(Dataset items)
- - - - -
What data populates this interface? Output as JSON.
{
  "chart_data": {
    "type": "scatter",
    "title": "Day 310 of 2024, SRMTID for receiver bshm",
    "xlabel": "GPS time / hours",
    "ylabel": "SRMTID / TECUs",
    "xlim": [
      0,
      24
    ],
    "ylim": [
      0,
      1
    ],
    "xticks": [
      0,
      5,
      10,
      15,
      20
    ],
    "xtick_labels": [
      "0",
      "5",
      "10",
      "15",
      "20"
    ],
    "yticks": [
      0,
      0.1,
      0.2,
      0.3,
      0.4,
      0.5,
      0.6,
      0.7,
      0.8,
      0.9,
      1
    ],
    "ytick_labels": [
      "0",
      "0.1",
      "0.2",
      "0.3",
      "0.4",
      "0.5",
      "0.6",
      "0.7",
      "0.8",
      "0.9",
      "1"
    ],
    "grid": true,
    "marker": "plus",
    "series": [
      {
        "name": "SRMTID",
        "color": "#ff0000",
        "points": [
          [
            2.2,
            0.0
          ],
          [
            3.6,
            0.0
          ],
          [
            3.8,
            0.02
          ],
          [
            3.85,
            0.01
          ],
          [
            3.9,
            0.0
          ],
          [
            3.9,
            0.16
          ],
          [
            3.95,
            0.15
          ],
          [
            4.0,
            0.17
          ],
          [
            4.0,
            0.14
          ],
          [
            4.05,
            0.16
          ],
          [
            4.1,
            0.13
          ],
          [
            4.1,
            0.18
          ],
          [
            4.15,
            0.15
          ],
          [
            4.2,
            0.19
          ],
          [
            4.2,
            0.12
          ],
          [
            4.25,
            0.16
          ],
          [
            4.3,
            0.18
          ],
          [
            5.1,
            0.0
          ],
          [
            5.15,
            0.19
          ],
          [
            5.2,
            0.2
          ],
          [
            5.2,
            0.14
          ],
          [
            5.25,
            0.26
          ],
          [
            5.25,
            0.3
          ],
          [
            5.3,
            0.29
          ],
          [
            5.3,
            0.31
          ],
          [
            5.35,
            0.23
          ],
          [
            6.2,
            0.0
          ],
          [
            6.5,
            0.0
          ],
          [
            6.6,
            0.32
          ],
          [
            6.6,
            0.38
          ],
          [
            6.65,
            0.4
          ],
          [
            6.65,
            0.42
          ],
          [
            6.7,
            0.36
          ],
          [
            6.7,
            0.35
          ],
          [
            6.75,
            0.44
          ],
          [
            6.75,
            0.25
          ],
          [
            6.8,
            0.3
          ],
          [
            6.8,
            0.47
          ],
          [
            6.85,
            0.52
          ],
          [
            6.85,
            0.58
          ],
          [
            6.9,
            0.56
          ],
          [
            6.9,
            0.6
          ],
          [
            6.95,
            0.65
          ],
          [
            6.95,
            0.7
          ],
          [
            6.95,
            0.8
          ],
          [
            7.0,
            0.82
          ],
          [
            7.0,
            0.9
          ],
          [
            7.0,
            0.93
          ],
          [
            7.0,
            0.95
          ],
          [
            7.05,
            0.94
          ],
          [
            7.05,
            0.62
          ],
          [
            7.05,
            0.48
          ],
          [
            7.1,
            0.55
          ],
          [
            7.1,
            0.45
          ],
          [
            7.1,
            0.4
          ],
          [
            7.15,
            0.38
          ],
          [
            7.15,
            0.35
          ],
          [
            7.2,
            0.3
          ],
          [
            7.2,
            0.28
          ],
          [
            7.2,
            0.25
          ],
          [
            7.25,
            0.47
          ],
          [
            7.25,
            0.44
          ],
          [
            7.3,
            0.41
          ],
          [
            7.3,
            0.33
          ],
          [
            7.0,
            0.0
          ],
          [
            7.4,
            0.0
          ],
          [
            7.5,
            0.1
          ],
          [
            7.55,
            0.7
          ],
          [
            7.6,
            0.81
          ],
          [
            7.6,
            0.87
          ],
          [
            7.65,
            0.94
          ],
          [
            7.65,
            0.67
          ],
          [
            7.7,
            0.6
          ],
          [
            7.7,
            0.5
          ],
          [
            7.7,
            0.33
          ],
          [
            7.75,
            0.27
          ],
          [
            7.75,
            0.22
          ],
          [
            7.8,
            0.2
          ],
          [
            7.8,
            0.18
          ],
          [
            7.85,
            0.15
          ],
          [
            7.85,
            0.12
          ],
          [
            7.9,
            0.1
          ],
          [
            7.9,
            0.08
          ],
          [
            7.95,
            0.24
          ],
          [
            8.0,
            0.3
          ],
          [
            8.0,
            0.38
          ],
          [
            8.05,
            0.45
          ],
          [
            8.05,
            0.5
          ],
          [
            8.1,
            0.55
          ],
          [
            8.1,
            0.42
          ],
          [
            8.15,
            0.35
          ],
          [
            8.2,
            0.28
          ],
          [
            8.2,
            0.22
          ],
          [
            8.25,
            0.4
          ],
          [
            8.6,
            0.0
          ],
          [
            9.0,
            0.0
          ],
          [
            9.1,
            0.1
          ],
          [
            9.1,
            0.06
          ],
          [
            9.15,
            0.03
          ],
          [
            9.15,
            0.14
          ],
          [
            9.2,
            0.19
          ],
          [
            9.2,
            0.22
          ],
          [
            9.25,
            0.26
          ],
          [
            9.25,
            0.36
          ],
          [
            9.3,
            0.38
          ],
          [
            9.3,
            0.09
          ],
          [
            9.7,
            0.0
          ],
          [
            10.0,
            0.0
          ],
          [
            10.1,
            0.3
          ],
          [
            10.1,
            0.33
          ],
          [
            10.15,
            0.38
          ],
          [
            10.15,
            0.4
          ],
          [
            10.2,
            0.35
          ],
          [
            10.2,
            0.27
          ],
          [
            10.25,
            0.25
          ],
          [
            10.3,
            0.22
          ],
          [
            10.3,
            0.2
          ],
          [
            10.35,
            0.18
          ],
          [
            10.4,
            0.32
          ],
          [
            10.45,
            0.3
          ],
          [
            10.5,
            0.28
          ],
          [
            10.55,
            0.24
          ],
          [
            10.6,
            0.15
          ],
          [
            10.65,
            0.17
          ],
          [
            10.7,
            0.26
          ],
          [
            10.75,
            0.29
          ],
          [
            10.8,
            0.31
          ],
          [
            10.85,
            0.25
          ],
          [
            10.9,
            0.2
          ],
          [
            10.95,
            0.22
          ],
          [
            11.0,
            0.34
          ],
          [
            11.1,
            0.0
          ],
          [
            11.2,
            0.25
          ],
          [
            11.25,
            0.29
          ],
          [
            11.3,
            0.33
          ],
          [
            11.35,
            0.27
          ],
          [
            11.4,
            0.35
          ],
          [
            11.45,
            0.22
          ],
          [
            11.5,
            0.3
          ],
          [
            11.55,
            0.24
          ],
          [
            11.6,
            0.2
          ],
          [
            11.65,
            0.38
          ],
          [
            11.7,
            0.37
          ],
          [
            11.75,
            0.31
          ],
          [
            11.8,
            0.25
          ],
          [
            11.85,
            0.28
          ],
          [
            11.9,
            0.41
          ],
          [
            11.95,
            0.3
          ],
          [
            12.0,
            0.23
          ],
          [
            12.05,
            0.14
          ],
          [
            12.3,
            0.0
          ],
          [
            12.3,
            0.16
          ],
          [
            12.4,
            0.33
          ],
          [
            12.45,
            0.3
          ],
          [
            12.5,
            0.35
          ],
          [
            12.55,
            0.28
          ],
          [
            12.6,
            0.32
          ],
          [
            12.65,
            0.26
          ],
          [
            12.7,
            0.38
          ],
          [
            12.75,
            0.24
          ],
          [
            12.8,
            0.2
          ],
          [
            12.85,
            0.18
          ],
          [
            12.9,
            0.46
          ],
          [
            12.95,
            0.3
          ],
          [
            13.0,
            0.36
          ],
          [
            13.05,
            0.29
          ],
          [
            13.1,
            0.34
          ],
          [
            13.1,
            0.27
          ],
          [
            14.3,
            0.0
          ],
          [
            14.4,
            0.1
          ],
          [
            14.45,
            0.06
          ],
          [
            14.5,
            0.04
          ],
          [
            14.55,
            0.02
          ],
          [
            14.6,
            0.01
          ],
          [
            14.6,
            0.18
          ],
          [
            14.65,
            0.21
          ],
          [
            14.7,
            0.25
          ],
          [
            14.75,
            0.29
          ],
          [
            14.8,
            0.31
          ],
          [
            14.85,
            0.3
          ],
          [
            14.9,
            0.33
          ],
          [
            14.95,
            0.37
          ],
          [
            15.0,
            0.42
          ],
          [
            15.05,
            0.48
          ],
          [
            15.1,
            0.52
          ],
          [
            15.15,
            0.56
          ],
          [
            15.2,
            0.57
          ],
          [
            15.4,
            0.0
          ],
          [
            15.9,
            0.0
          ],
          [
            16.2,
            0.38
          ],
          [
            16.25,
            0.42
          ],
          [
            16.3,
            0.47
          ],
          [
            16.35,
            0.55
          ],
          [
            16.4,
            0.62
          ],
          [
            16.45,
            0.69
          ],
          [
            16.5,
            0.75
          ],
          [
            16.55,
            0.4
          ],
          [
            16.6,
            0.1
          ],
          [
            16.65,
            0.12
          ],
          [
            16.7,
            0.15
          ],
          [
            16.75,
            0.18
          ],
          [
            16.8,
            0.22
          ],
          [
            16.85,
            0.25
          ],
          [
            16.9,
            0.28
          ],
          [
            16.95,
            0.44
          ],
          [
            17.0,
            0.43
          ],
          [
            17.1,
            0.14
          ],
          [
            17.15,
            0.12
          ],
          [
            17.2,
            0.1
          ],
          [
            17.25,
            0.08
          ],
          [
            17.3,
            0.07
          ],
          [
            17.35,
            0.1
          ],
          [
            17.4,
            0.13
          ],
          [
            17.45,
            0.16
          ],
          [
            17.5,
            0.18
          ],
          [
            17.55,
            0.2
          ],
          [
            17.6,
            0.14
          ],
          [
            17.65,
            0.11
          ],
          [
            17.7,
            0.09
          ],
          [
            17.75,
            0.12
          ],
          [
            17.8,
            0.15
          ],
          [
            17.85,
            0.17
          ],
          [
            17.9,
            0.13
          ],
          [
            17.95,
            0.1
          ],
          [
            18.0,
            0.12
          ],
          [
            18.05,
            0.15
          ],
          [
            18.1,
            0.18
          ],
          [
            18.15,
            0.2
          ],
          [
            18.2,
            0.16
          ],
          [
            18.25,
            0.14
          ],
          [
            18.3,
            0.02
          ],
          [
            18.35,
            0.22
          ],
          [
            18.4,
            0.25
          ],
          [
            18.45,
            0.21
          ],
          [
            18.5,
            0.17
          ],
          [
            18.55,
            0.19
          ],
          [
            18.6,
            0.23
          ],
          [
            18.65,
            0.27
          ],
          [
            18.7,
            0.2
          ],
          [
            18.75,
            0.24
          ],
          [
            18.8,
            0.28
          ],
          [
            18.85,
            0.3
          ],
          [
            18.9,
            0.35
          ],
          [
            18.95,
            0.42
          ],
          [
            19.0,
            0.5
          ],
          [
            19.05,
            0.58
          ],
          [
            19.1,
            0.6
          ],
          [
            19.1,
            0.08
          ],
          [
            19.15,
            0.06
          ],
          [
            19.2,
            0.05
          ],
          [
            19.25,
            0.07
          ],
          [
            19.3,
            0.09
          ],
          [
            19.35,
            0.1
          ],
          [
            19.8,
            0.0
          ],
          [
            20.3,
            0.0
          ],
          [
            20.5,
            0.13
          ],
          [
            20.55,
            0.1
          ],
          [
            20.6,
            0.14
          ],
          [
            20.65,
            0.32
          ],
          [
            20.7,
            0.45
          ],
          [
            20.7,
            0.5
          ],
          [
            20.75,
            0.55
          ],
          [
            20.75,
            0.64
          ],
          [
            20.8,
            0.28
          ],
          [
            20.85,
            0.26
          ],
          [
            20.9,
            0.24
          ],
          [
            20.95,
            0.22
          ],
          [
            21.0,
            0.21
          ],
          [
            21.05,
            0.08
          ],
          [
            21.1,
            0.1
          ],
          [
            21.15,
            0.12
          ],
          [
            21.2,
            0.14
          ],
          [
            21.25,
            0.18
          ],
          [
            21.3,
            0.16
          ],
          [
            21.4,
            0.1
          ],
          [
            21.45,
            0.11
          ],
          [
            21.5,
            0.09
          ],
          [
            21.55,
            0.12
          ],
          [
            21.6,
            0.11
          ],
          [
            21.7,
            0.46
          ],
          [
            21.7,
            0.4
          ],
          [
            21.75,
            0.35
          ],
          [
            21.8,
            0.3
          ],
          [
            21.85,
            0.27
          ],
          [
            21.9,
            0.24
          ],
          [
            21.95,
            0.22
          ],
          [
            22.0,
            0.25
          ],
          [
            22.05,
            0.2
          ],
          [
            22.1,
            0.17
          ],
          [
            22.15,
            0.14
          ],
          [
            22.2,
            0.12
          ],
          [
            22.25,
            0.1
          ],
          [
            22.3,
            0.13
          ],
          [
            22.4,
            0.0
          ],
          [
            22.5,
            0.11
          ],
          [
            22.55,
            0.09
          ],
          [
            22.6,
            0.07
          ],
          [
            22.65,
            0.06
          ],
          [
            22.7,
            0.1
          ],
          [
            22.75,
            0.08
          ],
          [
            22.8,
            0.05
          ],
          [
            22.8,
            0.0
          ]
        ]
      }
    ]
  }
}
- - - - -
Task instructions
Which lines in the listing above hold the word "SRMTID"? Show each of them.

Result of this task
    "title": "Day 310 of 2024, SRMTID for receiver bshm",
    "ylabel": "SRMTID / TECUs",
        "name": "SRMTID",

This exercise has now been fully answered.